§ THE DATA:
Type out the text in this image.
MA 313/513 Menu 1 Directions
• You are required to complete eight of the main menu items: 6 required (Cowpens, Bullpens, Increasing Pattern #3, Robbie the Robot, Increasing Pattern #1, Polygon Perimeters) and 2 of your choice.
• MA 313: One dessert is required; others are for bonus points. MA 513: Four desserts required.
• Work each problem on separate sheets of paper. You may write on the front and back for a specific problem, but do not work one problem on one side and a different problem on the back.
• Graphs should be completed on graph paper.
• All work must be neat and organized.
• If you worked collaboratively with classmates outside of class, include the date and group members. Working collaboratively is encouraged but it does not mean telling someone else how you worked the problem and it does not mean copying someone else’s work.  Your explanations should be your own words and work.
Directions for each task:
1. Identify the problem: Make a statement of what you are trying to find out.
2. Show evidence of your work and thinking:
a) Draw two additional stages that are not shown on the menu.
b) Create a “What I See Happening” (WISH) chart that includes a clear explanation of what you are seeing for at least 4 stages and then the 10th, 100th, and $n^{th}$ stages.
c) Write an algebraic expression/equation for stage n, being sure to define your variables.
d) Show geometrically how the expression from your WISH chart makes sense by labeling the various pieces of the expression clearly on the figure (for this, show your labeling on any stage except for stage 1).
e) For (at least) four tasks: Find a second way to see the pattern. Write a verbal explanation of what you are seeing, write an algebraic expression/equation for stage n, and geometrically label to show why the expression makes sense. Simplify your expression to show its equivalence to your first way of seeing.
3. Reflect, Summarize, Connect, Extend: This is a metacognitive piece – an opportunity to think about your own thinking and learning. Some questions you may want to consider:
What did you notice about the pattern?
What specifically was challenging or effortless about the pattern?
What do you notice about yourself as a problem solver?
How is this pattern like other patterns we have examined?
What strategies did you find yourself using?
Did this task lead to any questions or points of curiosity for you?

§ PROMPT:
Scan the records for the string "equation". Copy each line in which it appears.

§ ANSWER TO THE TASK:
c) Write an algebraic expression/equation for stage n, being sure to define your variables.
e) For (at least) four tasks: Find a second way to see the pattern. Write a verbal explanation of what you are seeing, write an algebraic expression/equation for stage n, and geometrically label to show why the expression makes sense. Simplify your expression to show its equivalence to your first way of seeing.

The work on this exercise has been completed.